• Your objective
Determine which lines contain the word "把这样的折叠椅", then copy those lines.
──────────────────────────────
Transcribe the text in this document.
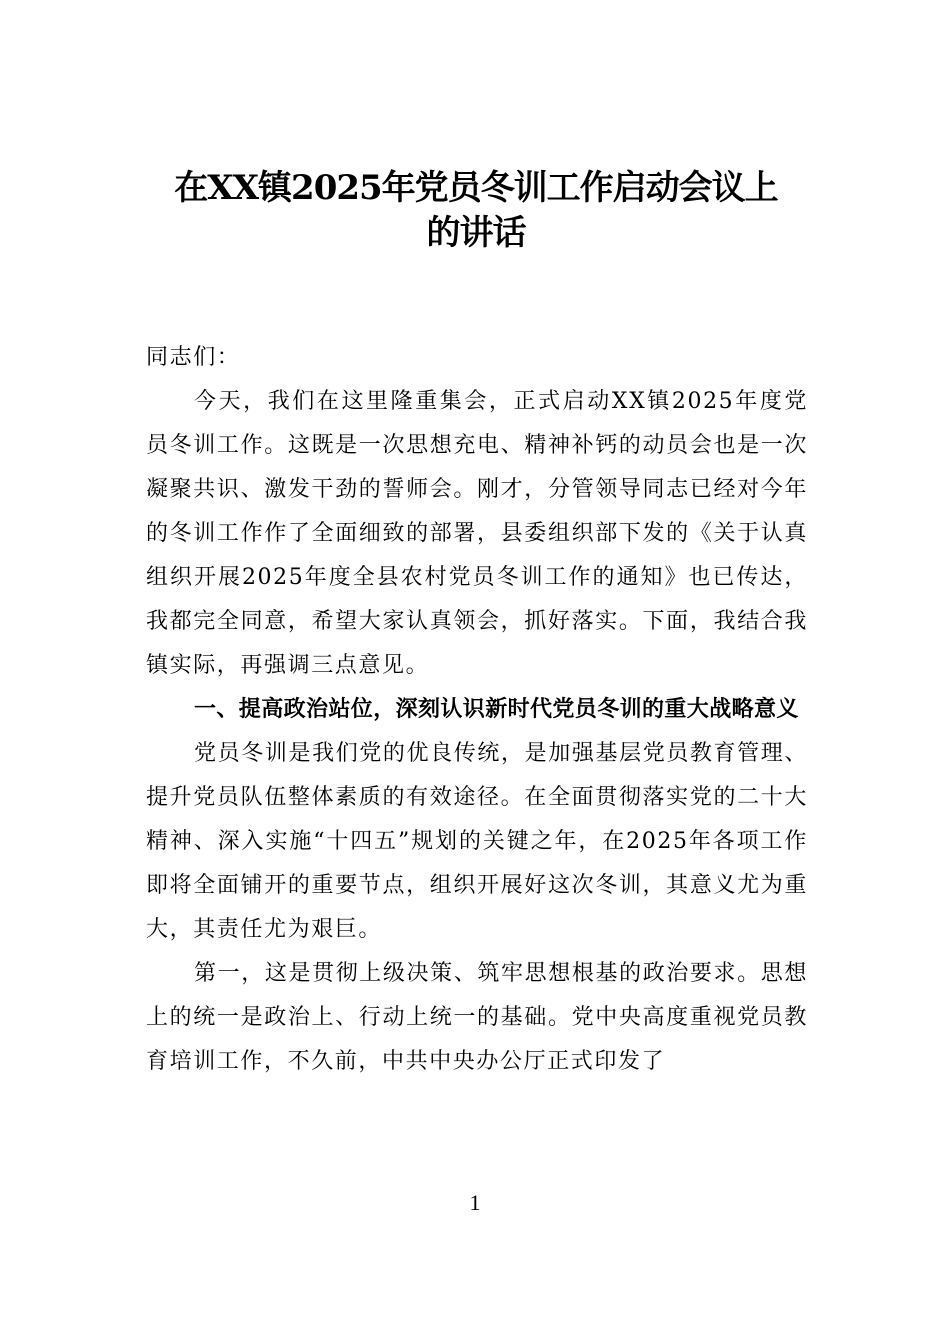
在XX镇2025年党员冬训工作启动会议上
的讲话

同志们：

今天，我们在这里隆重集会，正式启动XX镇2025年度党员冬训工作。这既是一次思想充电、精神补钙的动员会也是一次凝聚共识、激发干劲的誓师会。刚才，分管领导同志已经对今年的冬训工作作了全面细致的部署，县委组织部下发的《关于认真组织开展2025年度全县农村党员冬训工作的通知》也已传达，我都完全同意，希望大家认真领会，抓好落实。下面，我结合我镇实际，再强调三点意见。

一、提高政治站位，深刻认识新时代党员冬训的重大战略意义

党员冬训是我们党的优良传统，是加强基层党员教育管理、提升党员队伍整体素质的有效途径。在全面贯彻落实党的二十大精神、深入实施“十四五”规划的关键之年，在2025年各项工作即将全面铺开的重要节点，组织开展好这次冬训，其意义尤为重大，其责任尤为艰巨。

第一，这是贯彻上级决策、筑牢思想根基的政治要求。思想上的统一是政治上、行动上统一的基础。党中央高度重视党员教育培训工作，不久前，中共中央办公厅正式印发了

1
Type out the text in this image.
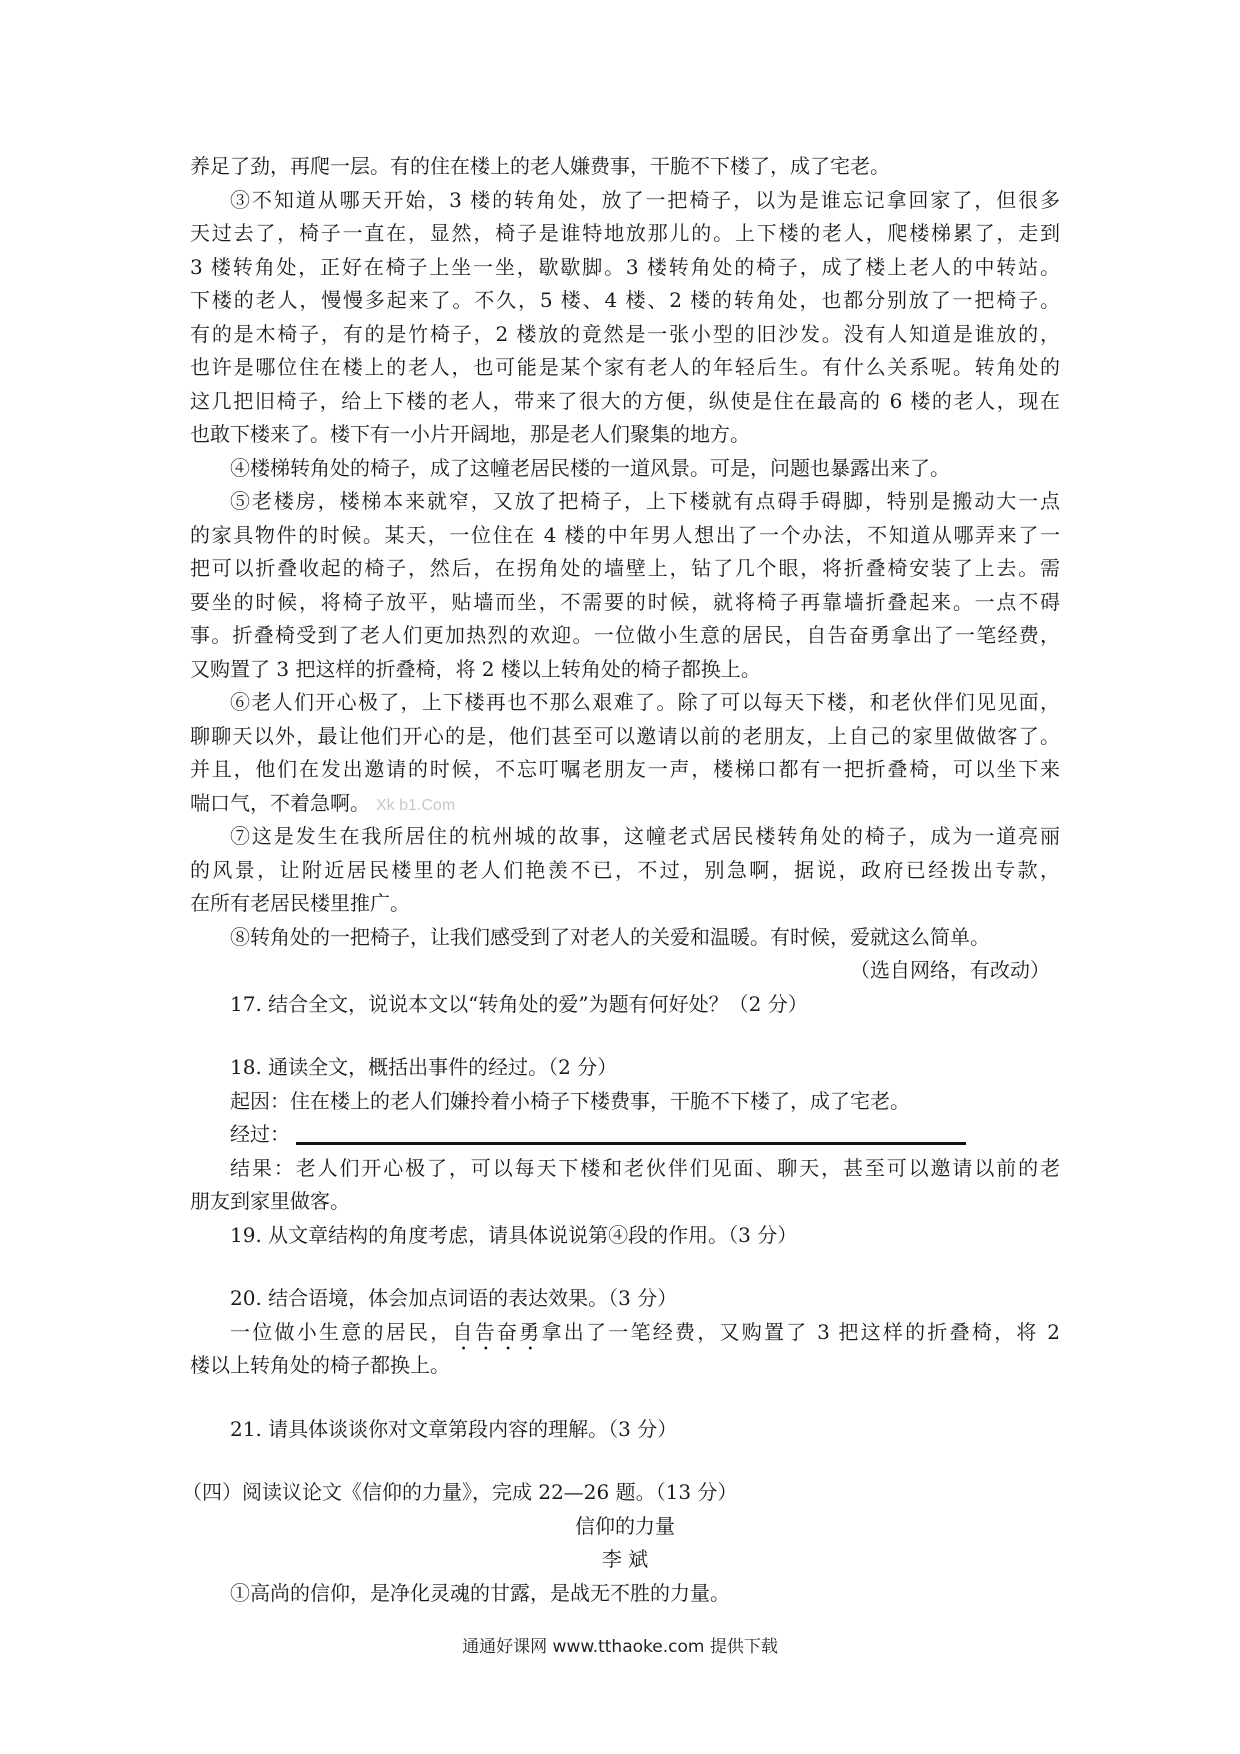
养足了劲，再爬一层。有的住在楼上的老人嫌费事，干脆不下楼了，成了宅老。
③不知道从哪天开始，3 楼的转角处，放了一把椅子，以为是谁忘记拿回家了，但很多
天过去了，椅子一直在，显然，椅子是谁特地放那儿的。上下楼的老人，爬楼梯累了，走到
3 楼转角处，正好在椅子上坐一坐，歇歇脚。3 楼转角处的椅子，成了楼上老人的中转站。
下楼的老人，慢慢多起来了。不久，5 楼、4 楼、2 楼的转角处，也都分别放了一把椅子。
有的是木椅子，有的是竹椅子，2 楼放的竟然是一张小型的旧沙发。没有人知道是谁放的，
也许是哪位住在楼上的老人，也可能是某个家有老人的年轻后生。有什么关系呢。转角处的
这几把旧椅子，给上下楼的老人，带来了很大的方便，纵使是住在最高的 6 楼的老人，现在
也敢下楼来了。楼下有一小片开阔地，那是老人们聚集的地方。
④楼梯转角处的椅子，成了这幢老居民楼的一道风景。可是，问题也暴露出来了。
⑤老楼房，楼梯本来就窄，又放了把椅子，上下楼就有点碍手碍脚，特别是搬动大一点
的家具物件的时候。某天，一位住在 4 楼的中年男人想出了一个办法，不知道从哪弄来了一
把可以折叠收起的椅子，然后，在拐角处的墙壁上，钻了几个眼，将折叠椅安装了上去。需
要坐的时候，将椅子放平，贴墙而坐，不需要的时候，就将椅子再靠墙折叠起来。一点不碍
事。折叠椅受到了老人们更加热烈的欢迎。一位做小生意的居民，自告奋勇拿出了一笔经费，
又购置了 3 把这样的折叠椅，将 2 楼以上转角处的椅子都换上。
⑥老人们开心极了，上下楼再也不那么艰难了。除了可以每天下楼，和老伙伴们见见面，
聊聊天以外，最让他们开心的是，他们甚至可以邀请以前的老朋友，上自己的家里做做客了。
并且，他们在发出邀请的时候，不忘叮嘱老朋友一声，楼梯口都有一把折叠椅，可以坐下来
喘口气，不着急啊。 Xk b1.Com
⑦这是发生在我所居住的杭州城的故事，这幢老式居民楼转角处的椅子，成为一道亮丽
的风景，让附近居民楼里的老人们艳羡不已，不过，别急啊，据说，政府已经拨出专款，
在所有老居民楼里推广。
⑧转角处的一把椅子，让我们感受到了对老人的关爱和温暖。有时候，爱就这么简单。
（选自网络，有改动）
17. 结合全文，说说本文以“转角处的爱”为题有何好处？（2 分）
18. 通读全文，概括出事件的经过。（2 分）
起因：住在楼上的老人们嫌拎着小椅子下楼费事，干脆不下楼了，成了宅老。
经过：
结果：老人们开心极了，可以每天下楼和老伙伴们见面、聊天，甚至可以邀请以前的老
朋友到家里做客。
19. 从文章结构的角度考虑，请具体说说第④段的作用。（3 分）
20. 结合语境，体会加点词语的表达效果。（3 分）
一位做小生意的居民，自告奋勇拿出了一笔经费，又购置了 3 把这样的折叠椅，将 2
楼以上转角处的椅子都换上。
21. 请具体谈谈你对文章第段内容的理解。（3 分）
（四）阅读议论文《信仰的力量》，完成 22—26 题。（13 分）
信仰的力量
李 斌
①高尚的信仰，是净化灵魂的甘露，是战无不胜的力量。
通通好课网 www.tthaoke.com 提供下载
──────────────────────────────
• The reply
又购置了 3 把这样的折叠椅，将 2 楼以上转角处的椅子都换上。
一位做小生意的居民，自告奋勇拿出了一笔经费，又购置了 3 把这样的折叠椅，将 2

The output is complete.